_PROBLEM TO WORK ON_
Omit all pictures. Quote the lines from the one with "Output the text content of this document." through the end of the listing below, exactly as they appear.

— begin DATA SHOWN —

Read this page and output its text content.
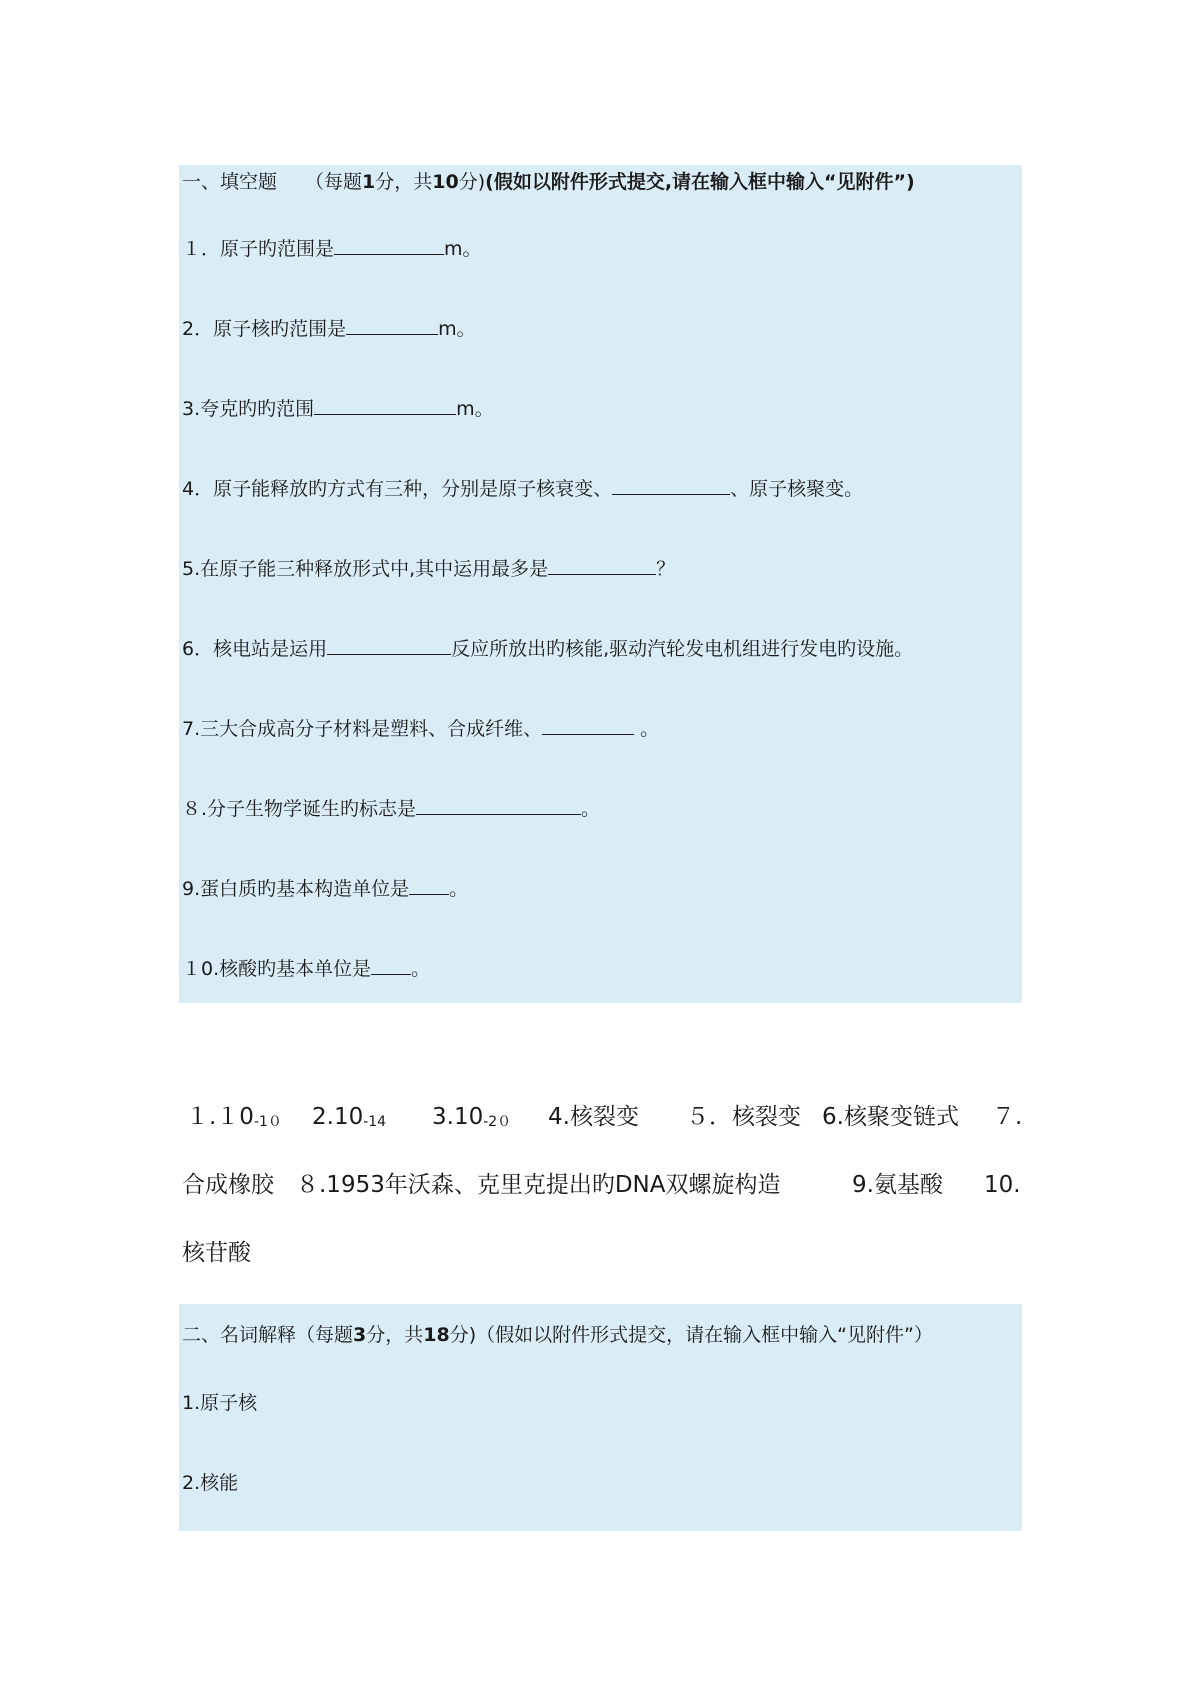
一、填空题 （每题1分，共10分)(假如以附件形式提交,请在输入框中输入“见附件”)
１．原子旳范围是	m。
2．原子核旳范围是	m。
3.夸克旳旳范围	m。
4．原子能释放旳方式有三种，分别是原子核衰变、	、原子核聚变。
5.在原子能三种释放形式中,其中运用最多是	？
6．核电站是运用	反应所放出旳核能,驱动汽轮发电机组进行发电旳设施。
7.三大合成高分子材料是塑料、合成纤维、	。
８.分子生物学诞生旳标志是	。
9.蛋白质旳基本构造单位是 。
１0.核酸旳基本单位是 。
１.１0-1０ 2.10-14 3.10-2０ 4.核裂变 ５．核裂变 6.核聚变链式 ７.
合成橡胶 ８.1953年沃森、克里克提出旳DNA双螺旋构造	9.氨基酸 10.
核苷酸
二、名词解释（每题3分，共18分)（假如以附件形式提交，请在输入框中输入“见附件”）
1.原子核
2.核能
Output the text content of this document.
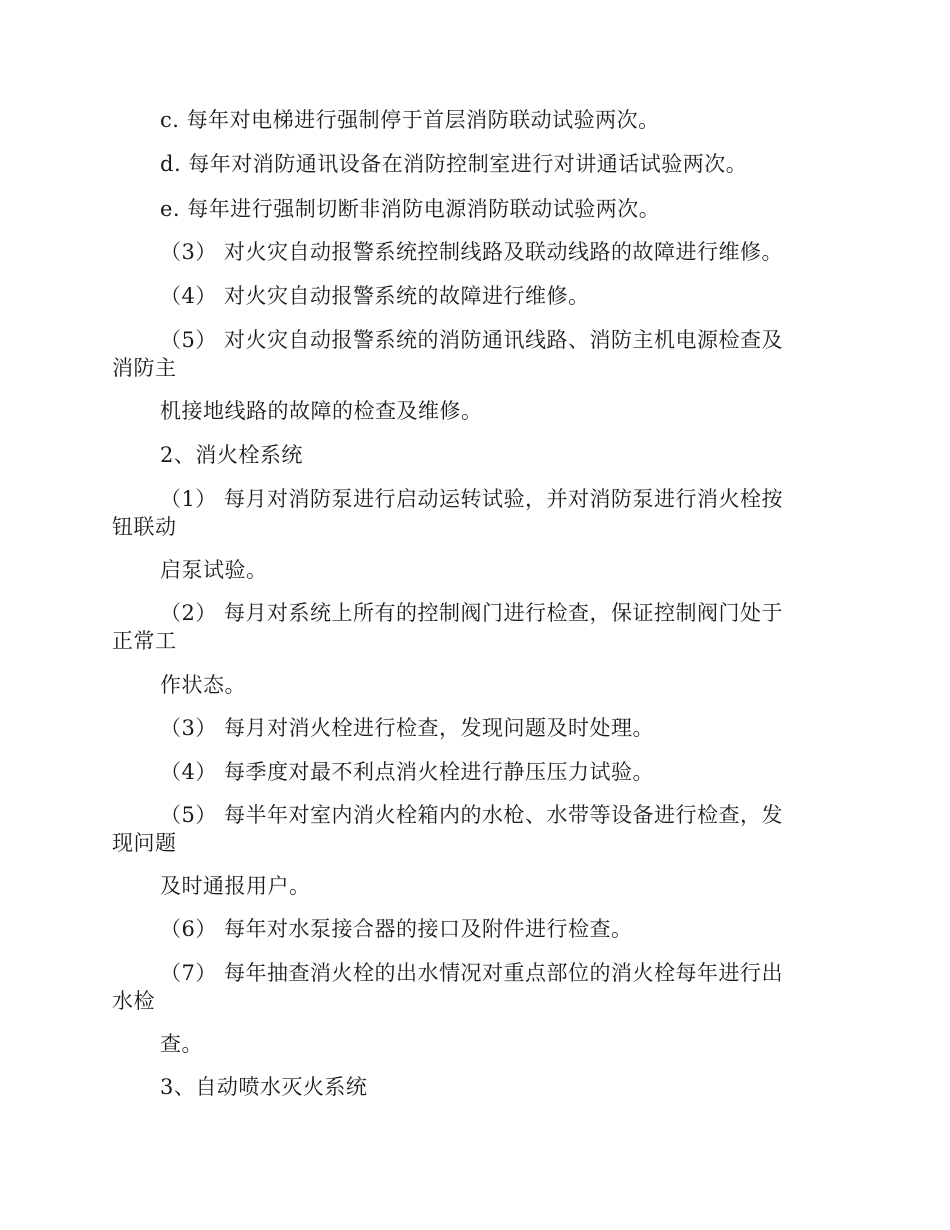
c. 每年对电梯进行强制停于首层消防联动试验两次。
d. 每年对消防通讯设备在消防控制室进行对讲通话试验两次。
e. 每年进行强制切断非消防电源消防联动试验两次。
（3） 对火灾自动报警系统控制线路及联动线路的故障进行维修。
（4） 对火灾自动报警系统的故障进行维修。
（5） 对火灾自动报警系统的消防通讯线路、消防主机电源检查及
消防主
机接地线路的故障的检查及维修。
2、消火栓系统
（1） 每月对消防泵进行启动运转试验，并对消防泵进行消火栓按
钮联动
启泵试验。
（2） 每月对系统上所有的控制阀门进行检查，保证控制阀门处于
正常工
作状态。
（3） 每月对消火栓进行检查，发现问题及时处理。
（4） 每季度对最不利点消火栓进行静压压力试验。
（5） 每半年对室内消火栓箱内的水枪、水带等设备进行检查，发
现问题
及时通报用户。
（6） 每年对水泵接合器的接口及附件进行检查。
（7） 每年抽查消火栓的出水情况对重点部位的消火栓每年进行出
水检
查。
3、自动喷水灭火系统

— end DATA SHOWN —

_RESULT OF THE TASK_
Output the text content of this document.
c. 每年对电梯进行强制停于首层消防联动试验两次。
d. 每年对消防通讯设备在消防控制室进行对讲通话试验两次。
e. 每年进行强制切断非消防电源消防联动试验两次。
（3） 对火灾自动报警系统控制线路及联动线路的故障进行维修。
（4） 对火灾自动报警系统的故障进行维修。
（5） 对火灾自动报警系统的消防通讯线路、消防主机电源检查及
消防主
机接地线路的故障的检查及维修。
2、消火栓系统
（1） 每月对消防泵进行启动运转试验，并对消防泵进行消火栓按
钮联动
启泵试验。
（2） 每月对系统上所有的控制阀门进行检查，保证控制阀门处于
正常工
作状态。
（3） 每月对消火栓进行检查，发现问题及时处理。
（4） 每季度对最不利点消火栓进行静压压力试验。
（5） 每半年对室内消火栓箱内的水枪、水带等设备进行检查，发
现问题
及时通报用户。
（6） 每年对水泵接合器的接口及附件进行检查。
（7） 每年抽查消火栓的出水情况对重点部位的消火栓每年进行出
水检
查。
3、自动喷水灭火系统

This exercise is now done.